# Aim of the task:
Extract each line holding the word "Cisco" from the entries.

(Dataset entries)
[BEGIN]

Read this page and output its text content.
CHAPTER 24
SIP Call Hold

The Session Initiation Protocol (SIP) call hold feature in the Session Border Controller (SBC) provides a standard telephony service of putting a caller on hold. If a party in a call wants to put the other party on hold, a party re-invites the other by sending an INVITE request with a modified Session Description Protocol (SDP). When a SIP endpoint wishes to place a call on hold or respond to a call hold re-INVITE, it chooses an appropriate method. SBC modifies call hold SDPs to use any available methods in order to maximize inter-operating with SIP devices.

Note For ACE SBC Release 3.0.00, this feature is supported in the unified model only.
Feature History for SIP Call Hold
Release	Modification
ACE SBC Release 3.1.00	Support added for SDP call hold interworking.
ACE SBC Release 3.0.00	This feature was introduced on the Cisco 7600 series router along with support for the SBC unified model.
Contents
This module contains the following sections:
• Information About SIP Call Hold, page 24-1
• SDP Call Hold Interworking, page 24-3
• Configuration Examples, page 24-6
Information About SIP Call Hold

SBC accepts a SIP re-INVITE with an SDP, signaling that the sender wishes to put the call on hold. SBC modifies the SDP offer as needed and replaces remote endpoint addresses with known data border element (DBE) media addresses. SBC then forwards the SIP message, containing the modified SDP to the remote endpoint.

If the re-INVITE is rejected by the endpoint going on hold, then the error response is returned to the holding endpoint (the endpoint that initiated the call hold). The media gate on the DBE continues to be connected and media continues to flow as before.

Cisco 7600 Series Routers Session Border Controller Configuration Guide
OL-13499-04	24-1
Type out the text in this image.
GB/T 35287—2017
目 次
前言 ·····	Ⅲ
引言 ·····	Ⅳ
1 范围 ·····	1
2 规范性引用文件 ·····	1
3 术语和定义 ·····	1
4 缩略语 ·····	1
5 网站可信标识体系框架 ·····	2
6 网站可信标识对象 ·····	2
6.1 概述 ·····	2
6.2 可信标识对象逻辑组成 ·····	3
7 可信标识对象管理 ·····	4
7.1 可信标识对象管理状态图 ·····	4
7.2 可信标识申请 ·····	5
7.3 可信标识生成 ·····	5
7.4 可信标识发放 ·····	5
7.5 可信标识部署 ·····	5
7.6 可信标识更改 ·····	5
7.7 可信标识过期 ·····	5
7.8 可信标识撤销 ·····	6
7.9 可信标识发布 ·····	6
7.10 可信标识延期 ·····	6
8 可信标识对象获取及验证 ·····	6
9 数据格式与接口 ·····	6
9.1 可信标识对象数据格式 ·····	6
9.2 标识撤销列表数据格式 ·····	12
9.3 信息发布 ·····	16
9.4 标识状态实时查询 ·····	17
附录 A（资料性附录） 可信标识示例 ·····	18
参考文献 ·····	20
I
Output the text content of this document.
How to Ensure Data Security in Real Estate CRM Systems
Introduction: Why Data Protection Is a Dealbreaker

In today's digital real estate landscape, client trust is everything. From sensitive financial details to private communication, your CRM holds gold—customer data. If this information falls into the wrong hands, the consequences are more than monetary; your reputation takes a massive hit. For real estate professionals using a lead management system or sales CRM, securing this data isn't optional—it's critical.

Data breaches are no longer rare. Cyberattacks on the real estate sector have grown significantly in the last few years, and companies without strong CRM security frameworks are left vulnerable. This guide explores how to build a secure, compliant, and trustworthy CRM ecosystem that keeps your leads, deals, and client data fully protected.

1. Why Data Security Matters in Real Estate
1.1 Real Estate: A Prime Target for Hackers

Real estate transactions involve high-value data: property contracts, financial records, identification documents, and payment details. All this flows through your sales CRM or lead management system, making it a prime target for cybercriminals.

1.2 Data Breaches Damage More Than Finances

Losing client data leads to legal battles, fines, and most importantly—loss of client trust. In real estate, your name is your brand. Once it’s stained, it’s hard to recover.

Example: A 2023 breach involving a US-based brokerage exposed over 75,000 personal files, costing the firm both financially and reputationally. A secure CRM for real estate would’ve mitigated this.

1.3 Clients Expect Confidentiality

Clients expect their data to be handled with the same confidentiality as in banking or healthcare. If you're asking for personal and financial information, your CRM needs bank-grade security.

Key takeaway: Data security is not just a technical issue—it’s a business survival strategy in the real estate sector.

[END]

# Exercise answer:
ACE SBC Release 3.0.00	This feature was introduced on the Cisco 7600 series router along with support for the SBC unified model.
Cisco 7600 Series Routers Session Border Controller Configuration Guide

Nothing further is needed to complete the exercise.